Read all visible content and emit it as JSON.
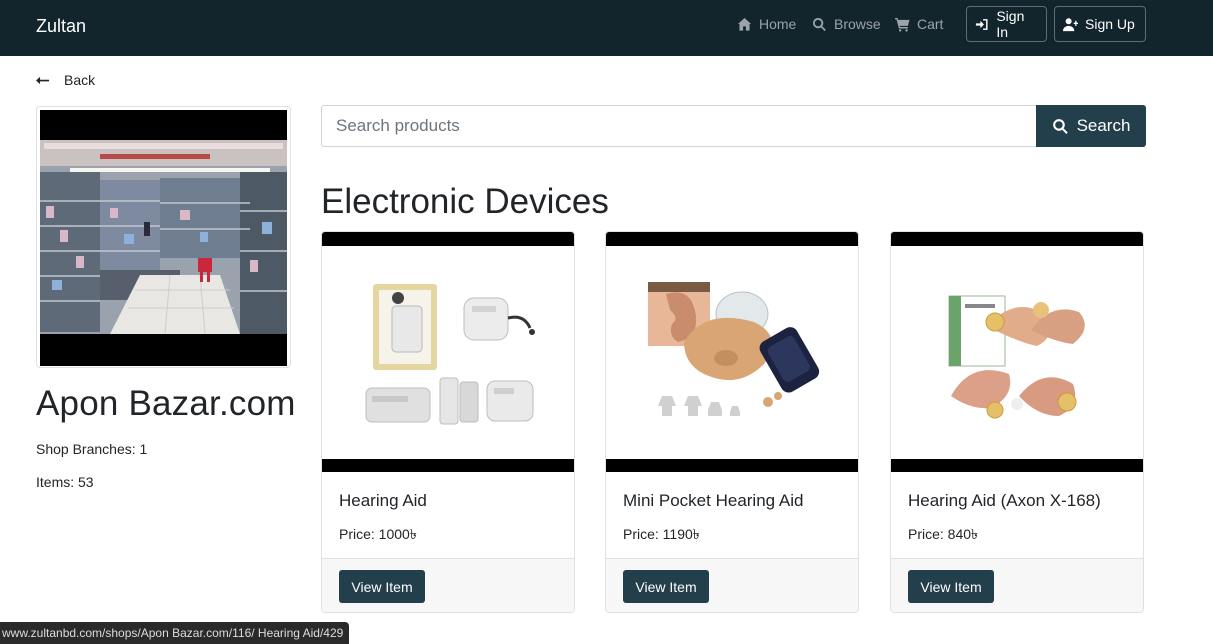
{
  "nav": {
    "brand": "Zultan",
    "home": "Home",
    "browse": "Browse",
    "cart": "Cart",
    "sign_in": "Sign In",
    "sign_up": "Sign Up"
  },
  "back_label": "Back",
  "shop": {
    "name": "Apon Bazar.com",
    "branches": "Shop Branches: 1",
    "items": "Items: 53"
  },
  "search": {
    "placeholder": "Search products",
    "button": "Search"
  },
  "category": "Electronic Devices",
  "products": [
    {
      "title": "Hearing Aid",
      "price": "Price: 1000৳",
      "button": "View Item"
    },
    {
      "title": "Mini Pocket Hearing Aid",
      "price": "Price: 1190৳",
      "button": "View Item"
    },
    {
      "title": "Hearing Aid (Axon X-168)",
      "price": "Price: 840৳",
      "button": "View Item"
    }
  ],
  "status_url": "www.zultanbd.com/shops/Apon Bazar.com/116/ Hearing Aid/429",
  "colors": {
    "navbar": "#12242c",
    "primary_button": "#233f4b"
  }
}
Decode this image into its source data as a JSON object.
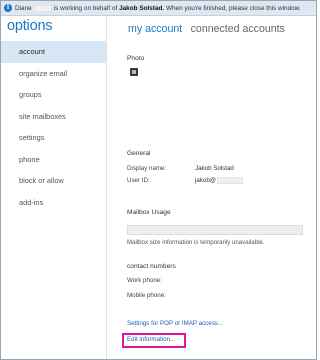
{
  "infobar": {
    "user_name": "Diane",
    "message_mid": "is working on behalf of",
    "target_name": "Jakob Solstad.",
    "message_end": "When you're finished, please close this window."
  },
  "sidebar": {
    "title": "options",
    "items": [
      {
        "label": "account",
        "selected": true
      },
      {
        "label": "organize email"
      },
      {
        "label": "groups"
      },
      {
        "label": "site mailboxes"
      },
      {
        "label": "settings"
      },
      {
        "label": "phone"
      },
      {
        "label": "block or allow"
      },
      {
        "label": "add-ins"
      }
    ]
  },
  "tabs": {
    "active": "my account",
    "inactive": "connected accounts"
  },
  "account": {
    "photo_label": "Photo",
    "general_heading": "General",
    "display_name_label": "Display name:",
    "display_name_value": "Jakob Solstad",
    "user_id_label": "User ID:",
    "user_id_value": "jakob@",
    "mailbox_usage_heading": "Mailbox Usage",
    "mailbox_usage_note": "Mailbox size information is temporarily unavailable.",
    "contact_numbers_heading": "contact numbers",
    "work_phone_label": "Work phone:",
    "mobile_phone_label": "Mobile phone:",
    "pop_imap_link": "Settings for POP or IMAP access...",
    "edit_link": "Edit information..."
  },
  "colors": {
    "accent": "#1a79c8",
    "nav_selected_bg": "#d7e7f6",
    "highlight": "#e0149e",
    "infobar_bg": "#dfe7f2"
  }
}
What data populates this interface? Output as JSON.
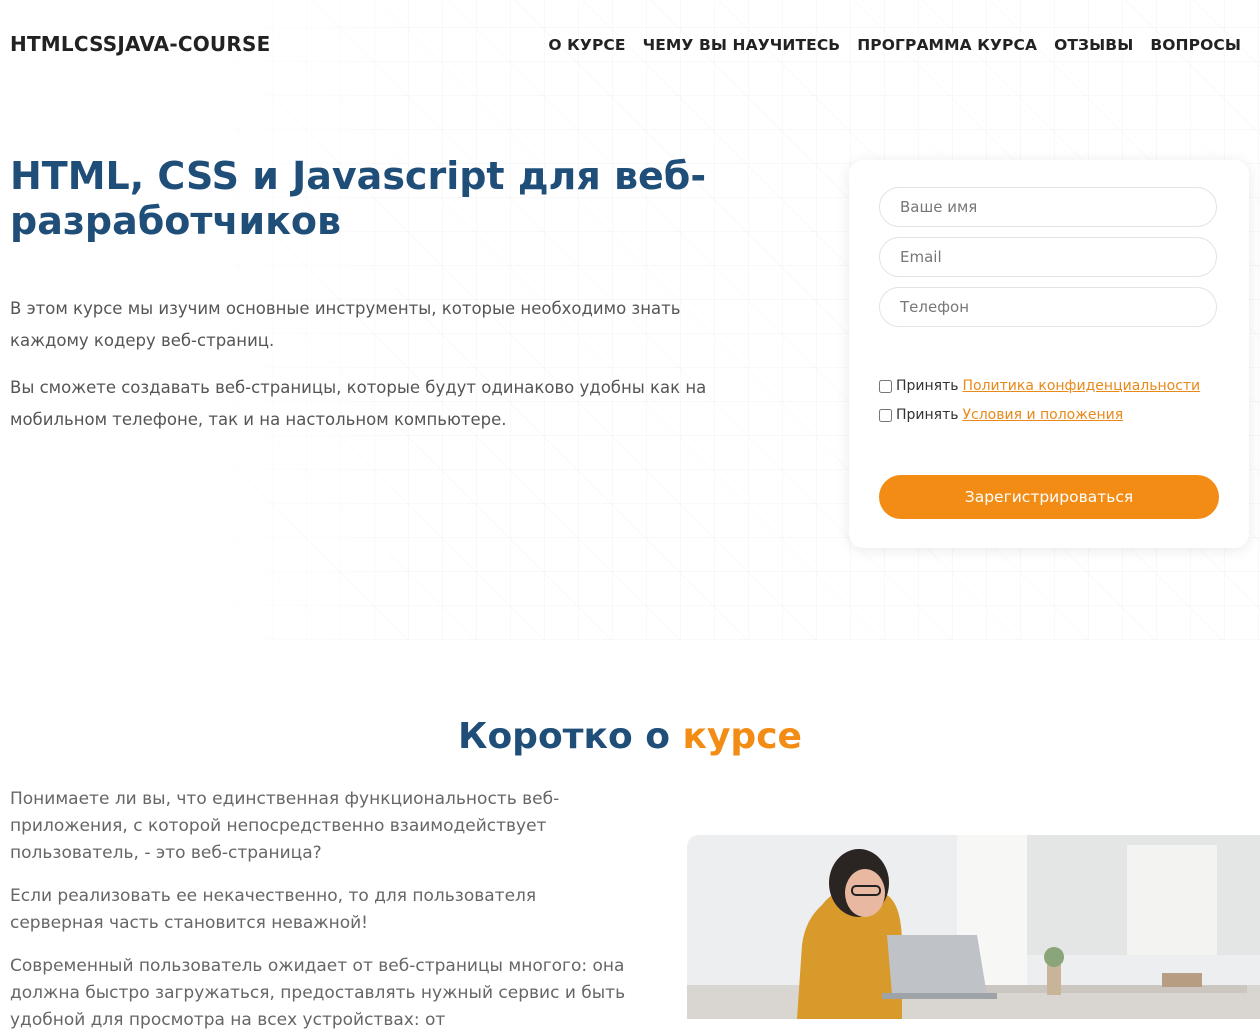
####
Omit the pictures and give the material again, exactly and in full.

Read all visible content and emit it as JSON.
{
  "nav": {
    "brand": "Zultan",
    "home": "Home",
    "browse": "Browse",
    "cart": "Cart",
    "sign_in": "Sign In",
    "sign_up": "Sign Up"
  },
  "back_label": "Back",
  "shop": {
    "name": "Apon Bazar.com",
    "branches": "Shop Branches: 1",
    "items": "Items: 53"
  },
  "search": {
    "placeholder": "Search products",
    "button": "Search"
  },
  "category": "Electronic Devices",
  "products": [
    {
      "title": "Hearing Aid",
      "price": "Price: 1000৳",
      "button": "View Item"
    },
    {
      "title": "Mini Pocket Hearing Aid",
      "price": "Price: 1190৳",
      "button": "View Item"
    },
    {
      "title": "Hearing Aid (Axon X-168)",
      "price": "Price: 840৳",
      "button": "View Item"
    }
  ],
  "status_url": "www.zultanbd.com/shops/Apon Bazar.com/116/ Hearing Aid/429",
  "colors": {
    "navbar": "#12242c",
    "primary_button": "#233f4b"
  }
}
Decode this image into its source data as a JSON object.
{
  "infobar": {
    "user_name": "Diane",
    "message_mid": "is working on behalf of",
    "target_name": "Jakob Solstad.",
    "message_end": "When you're finished, please close this window."
  },
  "sidebar": {
    "title": "options",
    "items": [
      {
        "label": "account",
        "selected": true
      },
      {
        "label": "organize email"
      },
      {
        "label": "groups"
      },
      {
        "label": "site mailboxes"
      },
      {
        "label": "settings"
      },
      {
        "label": "phone"
      },
      {
        "label": "block or allow"
      },
      {
        "label": "add-ins"
      }
    ]
  },
  "tabs": {
    "active": "my account",
    "inactive": "connected accounts"
  },
  "account": {
    "photo_label": "Photo",
    "general_heading": "General",
    "display_name_label": "Display name:",
    "display_name_value": "Jakob Solstad",
    "user_id_label": "User ID:",
    "user_id_value": "jakob@",
    "mailbox_usage_heading": "Mailbox Usage",
    "mailbox_usage_note": "Mailbox size information is temporarily unavailable.",
    "contact_numbers_heading": "contact numbers",
    "work_phone_label": "Work phone:",
    "mobile_phone_label": "Mobile phone:",
    "pop_imap_link": "Settings for POP or IMAP access...",
    "edit_link": "Edit information..."
  },
  "colors": {
    "accent": "#1a79c8",
    "nav_selected_bg": "#d7e7f6",
    "highlight": "#e0149e",
    "infobar_bg": "#dfe7f2"
  }
}
What data populates this interface? Output as JSON.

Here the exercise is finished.